AIM OF THE EXERCISE: In the listing below, find every line containing "Campus" and copy it out.

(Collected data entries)
►

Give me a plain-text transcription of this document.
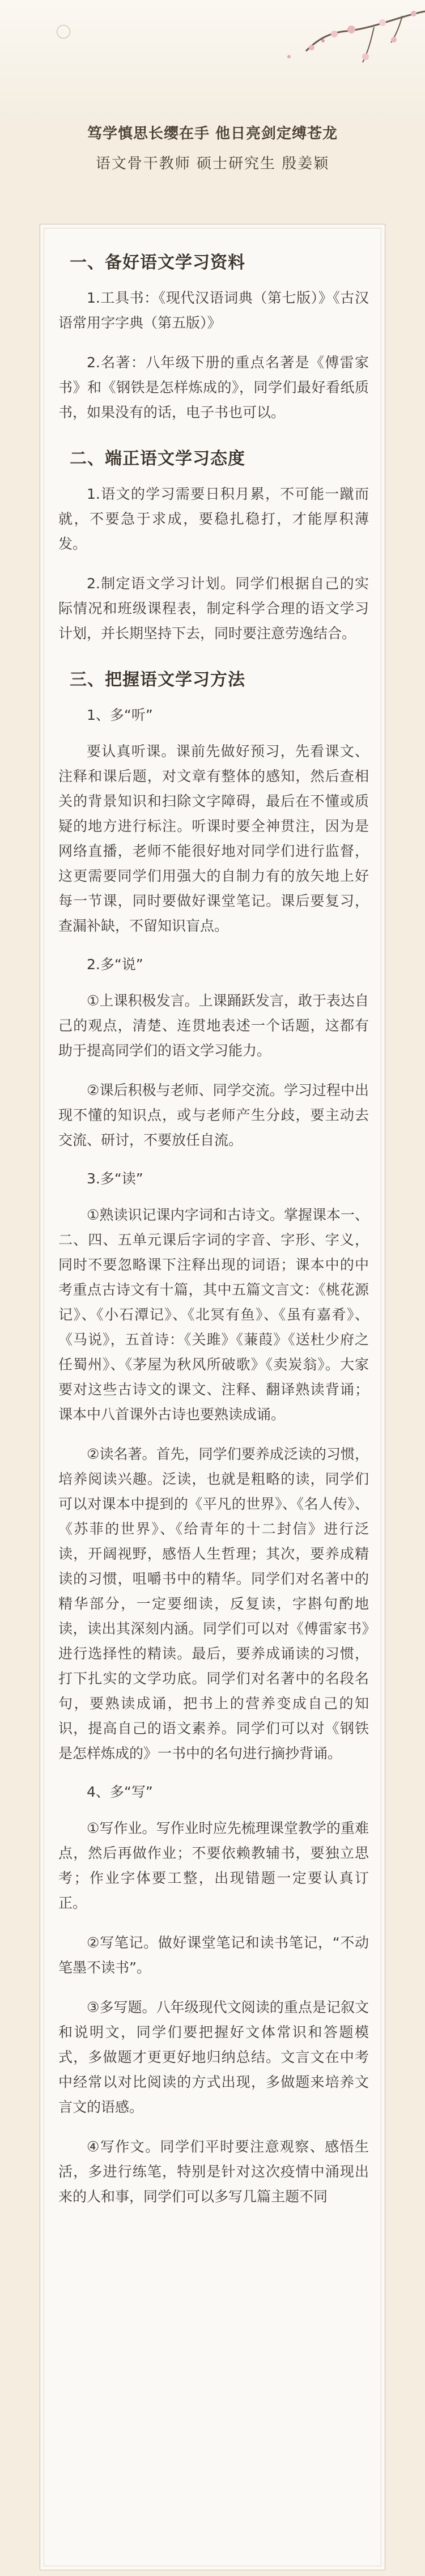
笃学慎思长缨在手 他日亮剑定缚苍龙
语文骨干教师 硕士研究生 殷姜颖
一、备好语文学习资料

1.工具书：《现代汉语词典（第七版）》《古汉语常用字字典（第五版）》

2.名著：八年级下册的重点名著是《傅雷家书》和《钢铁是怎样炼成的》，同学们最好看纸质书，如果没有的话，电子书也可以。

二、端正语文学习态度

1.语文的学习需要日积月累，不可能一蹴而就，不要急于求成，要稳扎稳打，才能厚积薄发。

2.制定语文学习计划。同学们根据自己的实际情况和班级课程表，制定科学合理的语文学习计划，并长期坚持下去，同时要注意劳逸结合。

三、把握语文学习方法
1、多“听”

要认真听课。课前先做好预习，先看课文、注释和课后题，对文章有整体的感知，然后查相关的背景知识和扫除文字障碍，最后在不懂或质疑的地方进行标注。听课时要全神贯注，因为是网络直播，老师不能很好地对同学们进行监督，这更需要同学们用强大的自制力有的放矢地上好每一节课，同时要做好课堂笔记。课后要复习，查漏补缺，不留知识盲点。

2.多“说”

①上课积极发言。上课踊跃发言，敢于表达自己的观点，清楚、连贯地表述一个话题，这都有助于提高同学们的语文学习能力。

②课后积极与老师、同学交流。学习过程中出现不懂的知识点，或与老师产生分歧，要主动去交流、研讨，不要放任自流。

3.多“读”

①熟读识记课内字词和古诗文。掌握课本一、二、四、五单元课后字词的字音、字形、字义，同时不要忽略课下注释出现的词语；课本中的中考重点古诗文有十篇，其中五篇文言文：《桃花源记》、《小石潭记》、《北冥有鱼》、《虽有嘉肴》、《马说》，五首诗：《关雎》《蒹葭》《送杜少府之任蜀州》、《茅屋为秋风所破歌》《卖炭翁》。大家要对这些古诗文的课文、注释、翻译熟读背诵；课本中八首课外古诗也要熟读成诵。

②读名著。首先，同学们要养成泛读的习惯，培养阅读兴趣。泛读，也就是粗略的读，同学们可以对课本中提到的《平凡的世界》、《名人传》、《苏菲的世界》、《给青年的十二封信》进行泛读，开阔视野，感悟人生哲理；其次，要养成精读的习惯，咀嚼书中的精华。同学们对名著中的精华部分，一定要细读，反复读，字斟句酌地读，读出其深刻内涵。同学们可以对《傅雷家书》进行选择性的精读。最后，要养成诵读的习惯，打下扎实的文学功底。同学们对名著中的名段名句，要熟读成诵，把书上的营养变成自己的知识，提高自己的语文素养。同学们可以对《钢铁是怎样炼成的》一书中的名句进行摘抄背诵。

4、多“写”

①写作业。写作业时应先梳理课堂教学的重难点，然后再做作业；不要依赖教辅书，要独立思考；作业字体要工整，出现错题一定要认真订正。

②写笔记。做好课堂笔记和读书笔记，“不动笔墨不读书”。

③多写题。八年级现代文阅读的重点是记叙文和说明文，同学们要把握好文体常识和答题模式，多做题才更更好地归纳总结。文言文在中考中经常以对比阅读的方式出现，多做题来培养文言文的语感。

④写作文。同学们平时要注意观察、感悟生活，多进行练笔，特别是针对这次疫情中涌现出来的人和事，同学们可以多写几篇主题不同
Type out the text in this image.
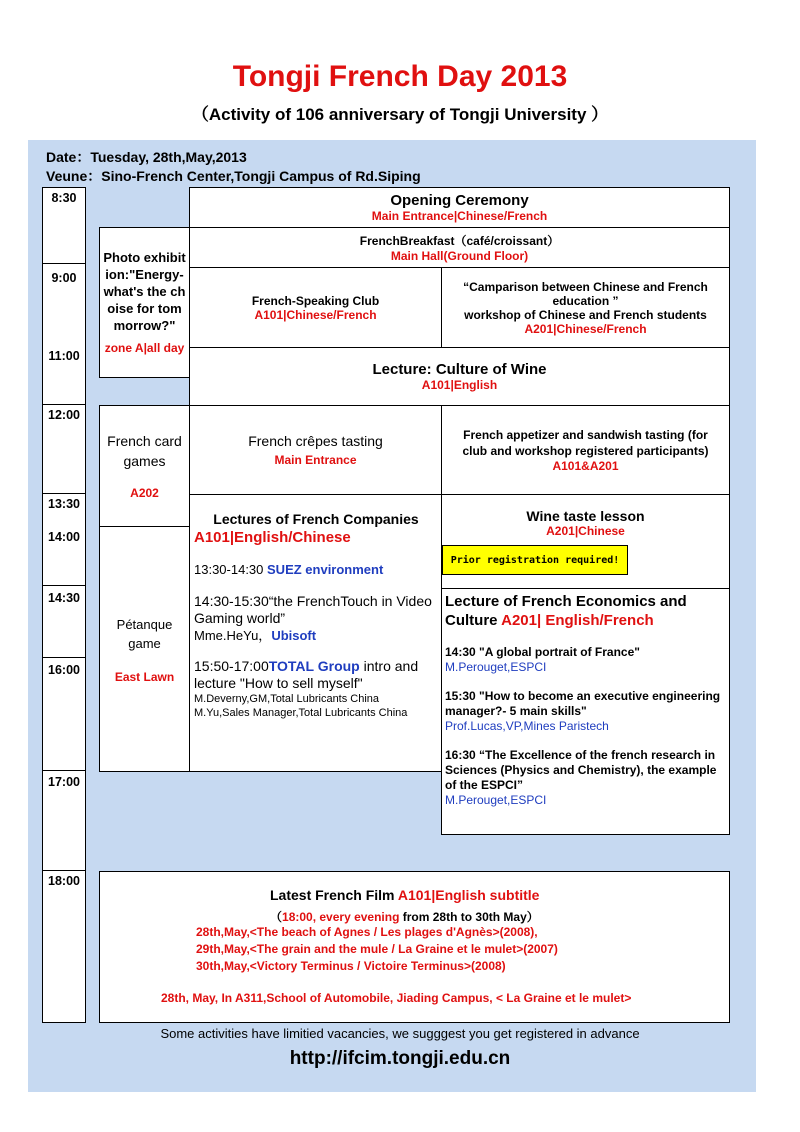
Tongji French Day 2013
（Activity of 106 anniversary of Tongji University ）
Date：Tuesday, 28th,May,2013
Veune：Sino-French Center,Tongji Campus of Rd.Siping
8:30
9:00
11:00
12:00
13:30
14:00
14:30
16:00
17:00
18:00
Opening Ceremony
Main Entrance|Chinese/French
Photo exhibition:"Energy-what's the choise for tommorrow?"
zone A|all day
FrenchBreakfast（café/croissant）
Main Hall(Ground Floor)
French-Speaking Club
A101|Chinese/French
“Camparison between Chinese and French education ”
workshop of Chinese and French students
A201|Chinese/French
Lecture: Culture of Wine
A101|English
French card games
A202
French crêpes tasting
Main Entrance
French appetizer and sandwish tasting (for club and workshop registered participants)
A101&A201
Lectures of French Companies
A101|English/Chinese
13:30-14:30 SUEZ environment
14:30-15:30“the FrenchTouch in Video Gaming world”
Mme.HeYu，Ubisoft
15:50-17:00TOTAL Group intro and lecture "How to sell myself"
M.Deverny,GM,Total Lubricants China
M.Yu,Sales Manager,Total Lubricants China
Wine taste lesson
A201|Chinese
Prior registration required!
Pétanque game
East Lawn
Lecture of French Economics and Culture A201| English/French
14:30 "A global portrait of France"
M.Perouget,ESPCI
15:30 "How to become an executive engineering manager?- 5 main skills"
Prof.Lucas,VP,Mines Paristech
16:30 “The Excellence of the french research in Sciences (Physics and Chemistry), the example of the ESPCI”
M.Perouget,ESPCI
Latest French Film A101|English subtitle
（18:00, every evening from 28th to 30th May）
28th,May,<The beach of Agnes / Les plages d'Agnès>(2008),
29th,May,<The grain and the mule / La Graine et le mulet>(2007)
30th,May,<Victory Terminus / Victoire Terminus>(2008)
28th, May, In A311,School of Automobile, Jiading Campus, < La Graine et le mulet>
Some activities have limitied vacancies, we sugggest you get registered in advance
http://ifcim.tongji.edu.cn
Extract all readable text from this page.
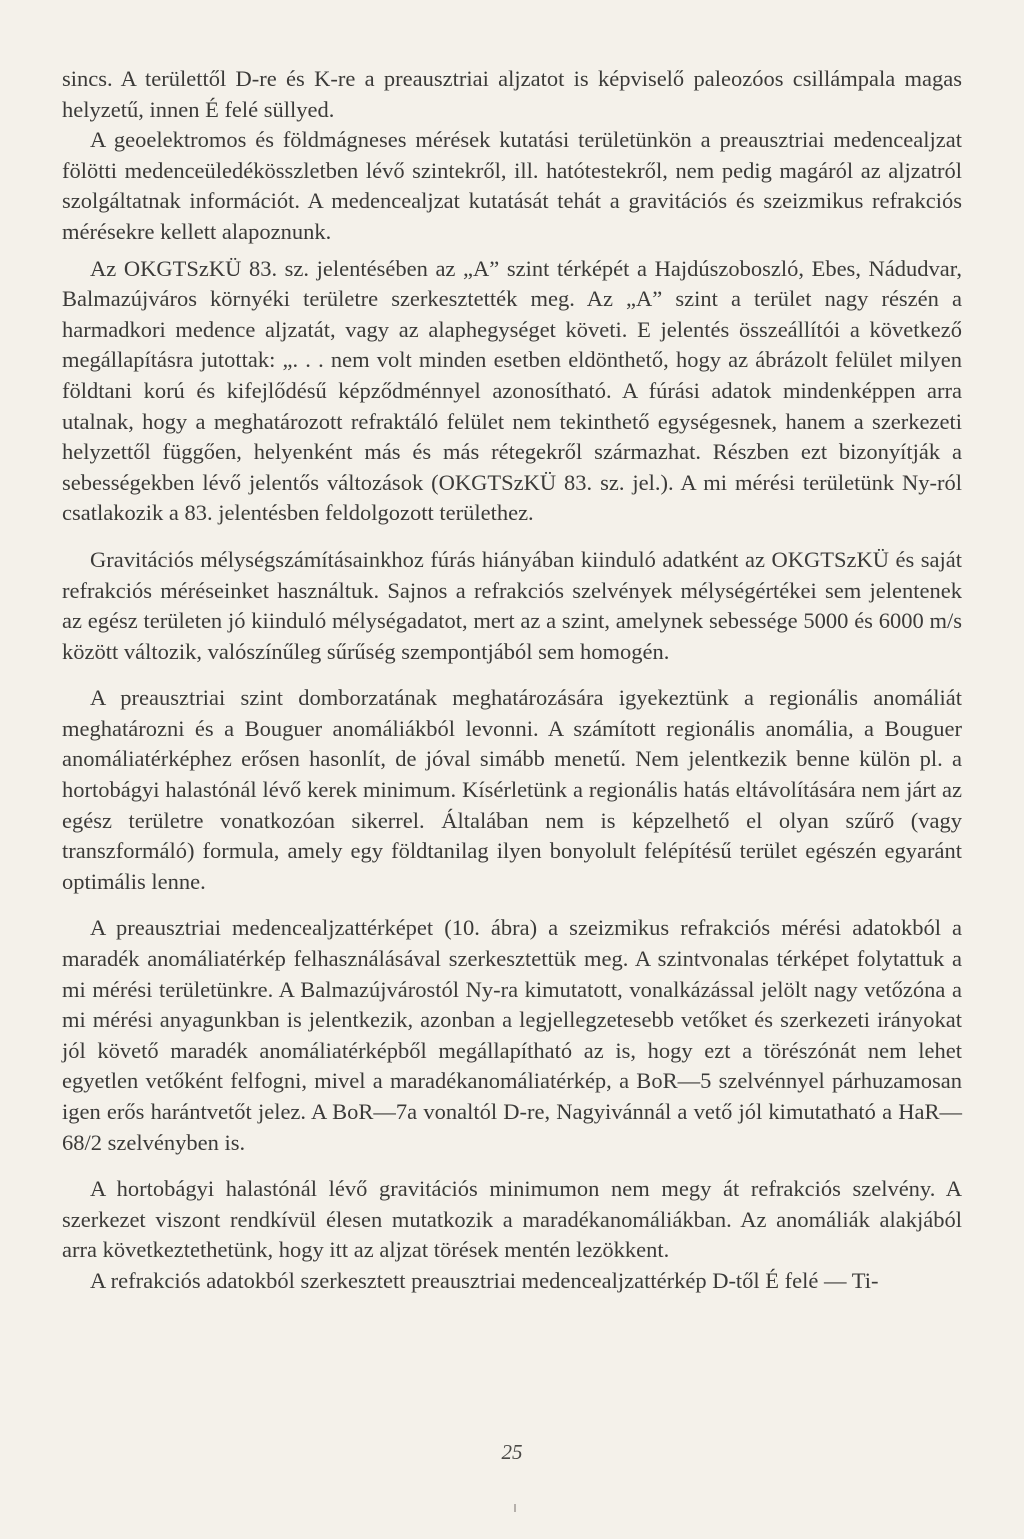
sincs. A területtől D-re és K-re a preausztriai aljzatot is képviselő paleozóos csillámpala magas helyzetű, innen É felé süllyed.

A geoelektromos és földmágneses mérések kutatási területünkön a preausztriai medencealjzat fölötti medenceüledékösszletben lévő szintekről, ill. hatótestekről, nem pedig magáról az aljzatról szolgáltatnak információt. A medencealjzat kutatását tehát a gravitációs és szeizmikus refrakciós mérésekre kellett alapoznunk.

Az OKGTSzKÜ 83. sz. jelentésében az „A” szint térképét a Hajdúszoboszló, Ebes, Nádudvar, Balmazújváros környéki területre szerkesztették meg. Az „A” szint a terület nagy részén a harmadkori medence aljzatát, vagy az alaphegységet követi. E jelentés összeállítói a következő megállapításra jutottak: „. . . nem volt minden esetben eldönthető, hogy az ábrázolt felület milyen földtani korú és kifejlődésű képződménnyel azonosítható. A fúrási adatok mindenképpen arra utalnak, hogy a meghatározott refraktáló felület nem tekinthető egységesnek, hanem a szerkezeti helyzettől függően, helyenként más és más rétegekről származhat. Részben ezt bizonyítják a sebességekben lévő jelentős változások (OKGTSzKÜ 83. sz. jel.). A mi mérési területünk Ny-ról csatlakozik a 83. jelentésben feldolgozott területhez.

Gravitációs mélységszámításainkhoz fúrás hiányában kiinduló adatként az OKGTSzKÜ és saját refrakciós méréseinket használtuk. Sajnos a refrakciós szelvények mélységértékei sem jelentenek az egész területen jó kiinduló mélységadatot, mert az a szint, amelynek sebessége 5000 és 6000 m/s között változik, valószínűleg sűrűség szempontjából sem homogén.

A preausztriai szint domborzatának meghatározására igyekeztünk a regionális anomáliát meghatározni és a Bouguer anomáliákból levonni. A számított regionális anomália, a Bouguer anomáliatérképhez erősen hasonlít, de jóval simább menetű. Nem jelentkezik benne külön pl. a hortobágyi halastónál lévő kerek minimum. Kísérletünk a regionális hatás eltávolítására nem járt az egész területre vonatkozóan sikerrel. Általában nem is képzelhető el olyan szűrő (vagy transzformáló) formula, amely egy földtanilag ilyen bonyolult felépítésű terület egészén egyaránt optimális lenne.

A preausztriai medencealjzattérképet (10. ábra) a szeizmikus refrakciós mérési adatokból a maradék anomáliatérkép felhasználásával szerkesztettük meg. A szintvonalas térképet folytattuk a mi mérési területünkre. A Balmazújvárostól Ny-ra kimutatott, vonalkázással jelölt nagy vetőzóna a mi mérési anyagunkban is jelentkezik, azonban a legjellegzetesebb vetőket és szerkezeti irányokat jól követő maradék anomáliatérképből megállapítható az is, hogy ezt a törészónát nem lehet egyetlen vetőként felfogni, mivel a maradékanomáliatérkép, a BoR—5 szelvénnyel párhuzamosan igen erős harántvetőt jelez. A BoR—7a vonaltól D-re, Nagyivánnál a vető jól kimutatható a HaR—68/2 szelvényben is.

A hortobágyi halastónál lévő gravitációs minimumon nem megy át refrakciós szelvény. A szerkezet viszont rendkívül élesen mutatkozik a maradékanomáliákban. Az anomáliák alakjából arra következtethetünk, hogy itt az aljzat törések mentén lezökkent.

A refrakciós adatokból szerkesztett preausztriai medencealjzattérkép D-től É felé — Ti-

25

◄

TASK ANSWER:
Veune：Sino-French Center,Tongji Campus of Rd.Siping
28th, May, In A311,School of Automobile, Jiading Campus, < La Graine et le mulet>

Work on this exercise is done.